■ **Exercise directions**:
Every line of the records below should be restated exactly.

[Dataset items]
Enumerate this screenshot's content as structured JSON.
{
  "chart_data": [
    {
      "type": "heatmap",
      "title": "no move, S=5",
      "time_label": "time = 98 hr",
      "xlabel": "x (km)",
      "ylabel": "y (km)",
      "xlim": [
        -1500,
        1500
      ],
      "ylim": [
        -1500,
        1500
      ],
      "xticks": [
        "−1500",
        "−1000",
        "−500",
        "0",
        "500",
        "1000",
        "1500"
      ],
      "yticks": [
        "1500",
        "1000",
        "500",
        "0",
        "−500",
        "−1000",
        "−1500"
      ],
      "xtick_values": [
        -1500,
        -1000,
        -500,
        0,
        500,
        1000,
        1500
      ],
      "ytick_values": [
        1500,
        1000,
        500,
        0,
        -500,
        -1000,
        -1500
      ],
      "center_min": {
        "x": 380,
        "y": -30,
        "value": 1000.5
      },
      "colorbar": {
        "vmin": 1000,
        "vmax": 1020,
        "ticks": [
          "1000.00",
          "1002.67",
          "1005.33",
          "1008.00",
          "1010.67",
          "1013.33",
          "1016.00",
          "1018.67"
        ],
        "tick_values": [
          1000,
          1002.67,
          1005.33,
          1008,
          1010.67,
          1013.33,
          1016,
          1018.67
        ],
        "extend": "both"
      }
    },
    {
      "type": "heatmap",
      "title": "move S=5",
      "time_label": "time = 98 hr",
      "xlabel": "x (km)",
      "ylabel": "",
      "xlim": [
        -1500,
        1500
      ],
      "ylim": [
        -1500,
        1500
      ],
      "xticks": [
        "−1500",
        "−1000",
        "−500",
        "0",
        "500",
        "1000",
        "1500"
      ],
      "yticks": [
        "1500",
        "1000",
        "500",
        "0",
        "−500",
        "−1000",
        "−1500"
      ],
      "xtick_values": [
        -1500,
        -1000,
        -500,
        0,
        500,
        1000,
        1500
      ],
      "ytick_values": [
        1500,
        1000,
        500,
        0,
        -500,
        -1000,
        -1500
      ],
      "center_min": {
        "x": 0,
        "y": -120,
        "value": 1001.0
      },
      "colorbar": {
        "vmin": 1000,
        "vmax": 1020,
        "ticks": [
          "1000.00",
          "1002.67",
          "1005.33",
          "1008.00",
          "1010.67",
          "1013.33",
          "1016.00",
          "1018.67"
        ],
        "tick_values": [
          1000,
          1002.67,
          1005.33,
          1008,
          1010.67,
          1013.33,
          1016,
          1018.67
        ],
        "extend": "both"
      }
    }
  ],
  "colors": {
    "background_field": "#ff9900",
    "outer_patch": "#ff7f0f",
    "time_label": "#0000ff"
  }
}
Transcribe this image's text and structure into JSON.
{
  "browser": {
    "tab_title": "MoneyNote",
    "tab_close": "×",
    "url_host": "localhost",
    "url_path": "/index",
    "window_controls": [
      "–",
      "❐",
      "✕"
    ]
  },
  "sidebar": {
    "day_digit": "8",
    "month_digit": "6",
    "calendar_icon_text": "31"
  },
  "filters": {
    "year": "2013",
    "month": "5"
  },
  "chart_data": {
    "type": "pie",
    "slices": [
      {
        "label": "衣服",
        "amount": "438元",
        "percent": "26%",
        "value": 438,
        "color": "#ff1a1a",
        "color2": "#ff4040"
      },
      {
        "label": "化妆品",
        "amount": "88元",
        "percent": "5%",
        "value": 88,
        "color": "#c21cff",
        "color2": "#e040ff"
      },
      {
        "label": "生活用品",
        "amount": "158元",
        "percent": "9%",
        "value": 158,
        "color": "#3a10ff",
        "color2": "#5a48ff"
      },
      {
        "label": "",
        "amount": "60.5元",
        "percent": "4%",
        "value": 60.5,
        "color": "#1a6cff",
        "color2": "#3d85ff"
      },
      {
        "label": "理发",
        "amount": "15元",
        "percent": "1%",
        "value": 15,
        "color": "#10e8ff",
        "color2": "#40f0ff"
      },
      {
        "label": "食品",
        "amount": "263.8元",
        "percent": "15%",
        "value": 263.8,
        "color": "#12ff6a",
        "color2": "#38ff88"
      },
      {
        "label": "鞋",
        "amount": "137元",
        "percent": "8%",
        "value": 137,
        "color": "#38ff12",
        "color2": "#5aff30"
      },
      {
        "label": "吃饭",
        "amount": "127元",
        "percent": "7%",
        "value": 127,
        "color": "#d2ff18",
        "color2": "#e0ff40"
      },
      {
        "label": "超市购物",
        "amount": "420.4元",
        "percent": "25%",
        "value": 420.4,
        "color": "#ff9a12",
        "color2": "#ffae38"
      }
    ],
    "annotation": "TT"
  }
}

■ **Exercise output**:
Enumerate this screenshot's content as structured JSON.
{
  "chart_data": [
    {
      "type": "heatmap",
      "title": "no move, S=5",
      "time_label": "time = 98 hr",
      "xlabel": "x (km)",
      "ylabel": "y (km)",
      "xlim": [
        -1500,
        1500
      ],
      "ylim": [
        -1500,
        1500
      ],
      "xticks": [
        "−1500",
        "−1000",
        "−500",
        "0",
        "500",
        "1000",
        "1500"
      ],
      "yticks": [
        "1500",
        "1000",
        "500",
        "0",
        "−500",
        "−1000",
        "−1500"
      ],
      "xtick_values": [
        -1500,
        -1000,
        -500,
        0,
        500,
        1000,
        1500
      ],
      "ytick_values": [
        1500,
        1000,
        500,
        0,
        -500,
        -1000,
        -1500
      ],
      "center_min": {
        "x": 380,
        "y": -30,
        "value": 1000.5
      },
      "colorbar": {
        "vmin": 1000,
        "vmax": 1020,
        "ticks": [
          "1000.00",
          "1002.67",
          "1005.33",
          "1008.00",
          "1010.67",
          "1013.33",
          "1016.00",
          "1018.67"
        ],
        "tick_values": [
          1000,
          1002.67,
          1005.33,
          1008,
          1010.67,
          1013.33,
          1016,
          1018.67
        ],
        "extend": "both"
      }
    },
    {
      "type": "heatmap",
      "title": "move S=5",
      "time_label": "time = 98 hr",
      "xlabel": "x (km)",
      "ylabel": "",
      "xlim": [
        -1500,
        1500
      ],
      "ylim": [
        -1500,
        1500
      ],
      "xticks": [
        "−1500",
        "−1000",
        "−500",
        "0",
        "500",
        "1000",
        "1500"
      ],
      "yticks": [
        "1500",
        "1000",
        "500",
        "0",
        "−500",
        "−1000",
        "−1500"
      ],
      "xtick_values": [
        -1500,
        -1000,
        -500,
        0,
        500,
        1000,
        1500
      ],
      "ytick_values": [
        1500,
        1000,
        500,
        0,
        -500,
        -1000,
        -1500
      ],
      "center_min": {
        "x": 0,
        "y": -120,
        "value": 1001.0
      },
      "colorbar": {
        "vmin": 1000,
        "vmax": 1020,
        "ticks": [
          "1000.00",
          "1002.67",
          "1005.33",
          "1008.00",
          "1010.67",
          "1013.33",
          "1016.00",
          "1018.67"
        ],
        "tick_values": [
          1000,
          1002.67,
          1005.33,
          1008,
          1010.67,
          1013.33,
          1016,
          1018.67
        ],
        "extend": "both"
      }
    }
  ],
  "colors": {
    "background_field": "#ff9900",
    "outer_patch": "#ff7f0f",
    "time_label": "#0000ff"
  }
}
Transcribe this image's text and structure into JSON.
{
  "browser": {
    "tab_title": "MoneyNote",
    "tab_close": "×",
    "url_host": "localhost",
    "url_path": "/index",
    "window_controls": [
      "–",
      "❐",
      "✕"
    ]
  },
  "sidebar": {
    "day_digit": "8",
    "month_digit": "6",
    "calendar_icon_text": "31"
  },
  "filters": {
    "year": "2013",
    "month": "5"
  },
  "chart_data": {
    "type": "pie",
    "slices": [
      {
        "label": "衣服",
        "amount": "438元",
        "percent": "26%",
        "value": 438,
        "color": "#ff1a1a",
        "color2": "#ff4040"
      },
      {
        "label": "化妆品",
        "amount": "88元",
        "percent": "5%",
        "value": 88,
        "color": "#c21cff",
        "color2": "#e040ff"
      },
      {
        "label": "生活用品",
        "amount": "158元",
        "percent": "9%",
        "value": 158,
        "color": "#3a10ff",
        "color2": "#5a48ff"
      },
      {
        "label": "",
        "amount": "60.5元",
        "percent": "4%",
        "value": 60.5,
        "color": "#1a6cff",
        "color2": "#3d85ff"
      },
      {
        "label": "理发",
        "amount": "15元",
        "percent": "1%",
        "value": 15,
        "color": "#10e8ff",
        "color2": "#40f0ff"
      },
      {
        "label": "食品",
        "amount": "263.8元",
        "percent": "15%",
        "value": 263.8,
        "color": "#12ff6a",
        "color2": "#38ff88"
      },
      {
        "label": "鞋",
        "amount": "137元",
        "percent": "8%",
        "value": 137,
        "color": "#38ff12",
        "color2": "#5aff30"
      },
      {
        "label": "吃饭",
        "amount": "127元",
        "percent": "7%",
        "value": 127,
        "color": "#d2ff18",
        "color2": "#e0ff40"
      },
      {
        "label": "超市购物",
        "amount": "420.4元",
        "percent": "25%",
        "value": 420.4,
        "color": "#ff9a12",
        "color2": "#ffae38"
      }
    ],
    "annotation": "TT"
  }
}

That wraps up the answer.